Pamiętacie Tomasza Zacharczuka? Na pewno tak, faceta z takim lekkim piórem się nie zapomina. Tomek jest giżycczaninem, obecnie pędzącym beztroski żywot na Wybrzeżu, gdzie spełnia się jako dziennikarz. Jakiś czas temu pisał u nas o kinie, które - podobnie jak sport - jest jego wielką pasją. A skoro mowa o sporcie - Tomek jak zwykle w iście olimpijskiej formie wraca dziś na nasze łamy z subiektywnym "Alfabetem Euro 2020". Ależ to się czyta, zobaczcie sami! Jak dla nas mistrzostwo co najmniej Europy!

AMARETTO – słodki likier o lekko gorzkawym posmaku, pochodzący z Włoch, który podobno znakomicie nadaje się zarówno do samodzielnej degustacji, jak i do deserów czy czekolady. Trunek, którym należy się delektować. Podobnie jak grą Italii od pierwszych do ostatnich minut tego turnieju. Dominującej słodyczy nie zmąciła nawet delikatna gorycz w postaci symulującego w meczu z Belgami Immobile czy dość niemrawego występu w półfinale z Hiszpanią. Piłkarskie amaretto wg przepisu Manciniego, który połączył wiele różnych smaków - głównie z południa Włoch, było doprawdy wyborne.

## DOSTARCZONY LISTING
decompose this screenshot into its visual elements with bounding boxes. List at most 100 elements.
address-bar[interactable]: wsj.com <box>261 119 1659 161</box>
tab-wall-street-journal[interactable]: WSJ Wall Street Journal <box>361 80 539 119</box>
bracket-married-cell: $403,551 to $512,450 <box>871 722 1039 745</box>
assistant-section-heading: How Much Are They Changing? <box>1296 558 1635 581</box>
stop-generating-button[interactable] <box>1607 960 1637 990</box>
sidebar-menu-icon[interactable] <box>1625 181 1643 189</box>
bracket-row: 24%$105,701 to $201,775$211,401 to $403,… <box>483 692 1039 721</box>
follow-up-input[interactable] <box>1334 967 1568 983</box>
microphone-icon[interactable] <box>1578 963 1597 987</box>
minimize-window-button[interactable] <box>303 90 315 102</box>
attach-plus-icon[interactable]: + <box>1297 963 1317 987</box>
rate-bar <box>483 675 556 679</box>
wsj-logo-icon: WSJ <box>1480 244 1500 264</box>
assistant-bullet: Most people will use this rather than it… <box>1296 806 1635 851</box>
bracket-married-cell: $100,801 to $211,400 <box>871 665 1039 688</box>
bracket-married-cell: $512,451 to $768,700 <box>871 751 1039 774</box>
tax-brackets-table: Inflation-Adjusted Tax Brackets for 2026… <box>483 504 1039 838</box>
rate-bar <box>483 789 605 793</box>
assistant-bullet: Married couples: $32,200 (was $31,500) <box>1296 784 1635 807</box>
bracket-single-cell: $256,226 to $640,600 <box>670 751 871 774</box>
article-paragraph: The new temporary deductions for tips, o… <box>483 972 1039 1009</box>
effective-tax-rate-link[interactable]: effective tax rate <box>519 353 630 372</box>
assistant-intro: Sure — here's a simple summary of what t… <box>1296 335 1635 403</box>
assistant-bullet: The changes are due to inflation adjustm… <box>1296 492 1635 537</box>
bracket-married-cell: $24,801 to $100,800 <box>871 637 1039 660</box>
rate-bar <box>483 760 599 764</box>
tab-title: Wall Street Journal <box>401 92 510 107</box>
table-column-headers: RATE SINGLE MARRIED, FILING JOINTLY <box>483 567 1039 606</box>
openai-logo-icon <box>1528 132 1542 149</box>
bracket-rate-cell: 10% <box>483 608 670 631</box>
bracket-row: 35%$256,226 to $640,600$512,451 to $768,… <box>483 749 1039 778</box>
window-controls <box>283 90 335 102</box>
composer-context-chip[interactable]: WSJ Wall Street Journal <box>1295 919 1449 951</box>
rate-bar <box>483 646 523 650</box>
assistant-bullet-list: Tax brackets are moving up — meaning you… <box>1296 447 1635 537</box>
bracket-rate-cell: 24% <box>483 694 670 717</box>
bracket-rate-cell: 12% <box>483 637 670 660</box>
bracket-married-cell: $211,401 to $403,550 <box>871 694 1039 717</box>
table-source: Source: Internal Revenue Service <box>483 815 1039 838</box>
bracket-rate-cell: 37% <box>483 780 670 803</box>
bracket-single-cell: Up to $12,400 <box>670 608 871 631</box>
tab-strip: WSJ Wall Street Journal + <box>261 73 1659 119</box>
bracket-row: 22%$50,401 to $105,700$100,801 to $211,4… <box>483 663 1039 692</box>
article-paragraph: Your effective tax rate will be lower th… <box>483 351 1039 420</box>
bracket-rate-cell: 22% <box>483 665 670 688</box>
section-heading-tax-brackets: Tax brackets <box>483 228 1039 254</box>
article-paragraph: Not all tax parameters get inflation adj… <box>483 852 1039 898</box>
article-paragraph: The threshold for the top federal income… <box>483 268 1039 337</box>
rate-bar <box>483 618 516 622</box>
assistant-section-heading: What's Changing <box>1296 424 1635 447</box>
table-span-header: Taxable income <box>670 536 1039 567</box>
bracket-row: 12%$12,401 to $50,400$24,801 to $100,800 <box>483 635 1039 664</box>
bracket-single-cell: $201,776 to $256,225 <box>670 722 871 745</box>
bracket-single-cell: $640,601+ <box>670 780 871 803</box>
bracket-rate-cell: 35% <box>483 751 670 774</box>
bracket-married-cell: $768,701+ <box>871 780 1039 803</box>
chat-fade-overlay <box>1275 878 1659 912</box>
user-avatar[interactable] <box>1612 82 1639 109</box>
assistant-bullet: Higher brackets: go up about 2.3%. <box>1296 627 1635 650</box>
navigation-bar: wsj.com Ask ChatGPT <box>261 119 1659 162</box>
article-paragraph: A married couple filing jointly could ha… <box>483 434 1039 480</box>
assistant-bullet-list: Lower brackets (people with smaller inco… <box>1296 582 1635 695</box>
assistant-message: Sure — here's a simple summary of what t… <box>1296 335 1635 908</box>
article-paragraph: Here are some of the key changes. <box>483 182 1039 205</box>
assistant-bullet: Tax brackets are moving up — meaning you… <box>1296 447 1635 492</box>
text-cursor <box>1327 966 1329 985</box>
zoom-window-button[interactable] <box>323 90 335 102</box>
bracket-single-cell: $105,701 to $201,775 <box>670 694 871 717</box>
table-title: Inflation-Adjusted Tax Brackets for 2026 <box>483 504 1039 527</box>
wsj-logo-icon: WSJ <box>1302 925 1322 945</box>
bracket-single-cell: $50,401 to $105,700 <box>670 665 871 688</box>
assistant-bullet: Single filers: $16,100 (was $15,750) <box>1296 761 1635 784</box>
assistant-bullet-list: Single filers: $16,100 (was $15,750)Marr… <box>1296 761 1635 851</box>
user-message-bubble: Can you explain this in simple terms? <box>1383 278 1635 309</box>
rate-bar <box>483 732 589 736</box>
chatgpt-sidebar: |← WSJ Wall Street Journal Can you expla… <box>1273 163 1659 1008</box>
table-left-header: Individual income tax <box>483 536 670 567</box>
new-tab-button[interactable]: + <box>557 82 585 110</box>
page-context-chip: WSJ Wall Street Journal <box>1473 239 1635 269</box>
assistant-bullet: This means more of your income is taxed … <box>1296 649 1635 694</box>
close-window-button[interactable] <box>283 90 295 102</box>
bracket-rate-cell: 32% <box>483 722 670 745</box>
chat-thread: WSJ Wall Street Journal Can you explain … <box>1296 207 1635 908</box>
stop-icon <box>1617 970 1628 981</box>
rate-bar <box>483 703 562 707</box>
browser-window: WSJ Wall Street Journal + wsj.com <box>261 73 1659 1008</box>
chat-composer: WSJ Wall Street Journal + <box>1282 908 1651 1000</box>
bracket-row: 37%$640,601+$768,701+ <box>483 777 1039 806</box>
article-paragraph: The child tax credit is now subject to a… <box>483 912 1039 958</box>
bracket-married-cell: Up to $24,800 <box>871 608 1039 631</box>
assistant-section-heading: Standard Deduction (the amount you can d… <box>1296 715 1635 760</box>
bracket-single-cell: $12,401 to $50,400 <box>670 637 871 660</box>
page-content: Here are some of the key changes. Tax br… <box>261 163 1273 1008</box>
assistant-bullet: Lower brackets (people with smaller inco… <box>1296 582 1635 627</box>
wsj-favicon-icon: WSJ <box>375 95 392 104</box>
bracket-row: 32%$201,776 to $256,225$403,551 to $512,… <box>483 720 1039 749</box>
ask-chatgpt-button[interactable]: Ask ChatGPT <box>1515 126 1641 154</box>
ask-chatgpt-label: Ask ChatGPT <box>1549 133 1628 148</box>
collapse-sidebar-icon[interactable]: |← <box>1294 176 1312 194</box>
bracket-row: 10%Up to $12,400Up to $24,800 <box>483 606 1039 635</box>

## CZYNNOŚCI DO WYKONANIA
1 > Podaj ponownie, bez żadnych zmian, fragment tekstu o Euro 2020, zaczynając od słów „AMARETTO – słodki” i ciągnąc go aż do słów „było doprawdy wyborne.”.
2 > Podaj dalszy ciąg tekstu o Euro 2020, zaczynając od miejsca, w którym się kończy.

## WYNIKI ĆWICZENIA
1 >
AMARETTO – słodki likier o lekko gorzkawym posmaku, pochodzący z Włoch, który podobno znakomicie nadaje się zarówno do samodzielnej degustacji, jak i do deserów czy czekolady. Trunek, którym należy się delektować. Podobnie jak grą Italii od pierwszych do ostatnich minut tego turnieju. Dominującej słodyczy nie zmąciła nawet delikatna gorycz w postaci symulującego w meczu z Belgami Immobile czy dość niemrawego występu w półfinale z Hiszpanią. Piłkarskie amaretto wg przepisu Manciniego, który połączył wiele różnych smaków - głównie z południa Włoch, było doprawdy wyborne.

2 >
BAKU – piłkarskie „pierdziszewo”, które jest jednym z symboli nieudolnej organizacji turnieju ze strony UEFA. Rozbicie tak pięknych zawodów po całej Europie było idiotyczną decyzją i logistyczną katorgą dla drużyn grających w Azerbejdżanie. Zapewne to piękny kraj, który warto zwiedzić, ale stadion w Baku nadaje się tylko na organizację konkursów w rzutach oszczepem czy młotem. Nie trzeba nawet stosować siatek ochronnych, bo i tak nic nie jest w stanie dolecieć do trybun. Notabene pustych.

COUCH & COACH – można jeździć po futbolowych akademiach, odbywać trenerskie kursy i staże, współpracować i podpatrywać najlepszych, angażować się w rozwój młodzieży, można nabywać doświadczenie w Barcelonie, można wprowadzać moje Mamry Giżycko do trzeciej ligi. Można też kupić czteropak Harnasia, odpalić szluga, legnąć na kanapie, wziąć do ręki telefon i zająć się trenerką na pełen etat w internecie. Mam dość tych upierdliwych trenerskich malkontentów, którzy najpierw szydzą z kadry, a kilka dni później piszą jej hymny pochwalne. Mam dość samozwańczych ekspertów, których ulubioną rozrywką jest wyżywanie się na facebooku. Czytanie tych wypocin to gorsze tortury niż gra biało-czerwonych. Tych chociaż stać na więcej, tamci będą tkwić w swojej pysze i gnuśności. I w zamiłowaniu do tanich szczochów nazywanych „piwem”.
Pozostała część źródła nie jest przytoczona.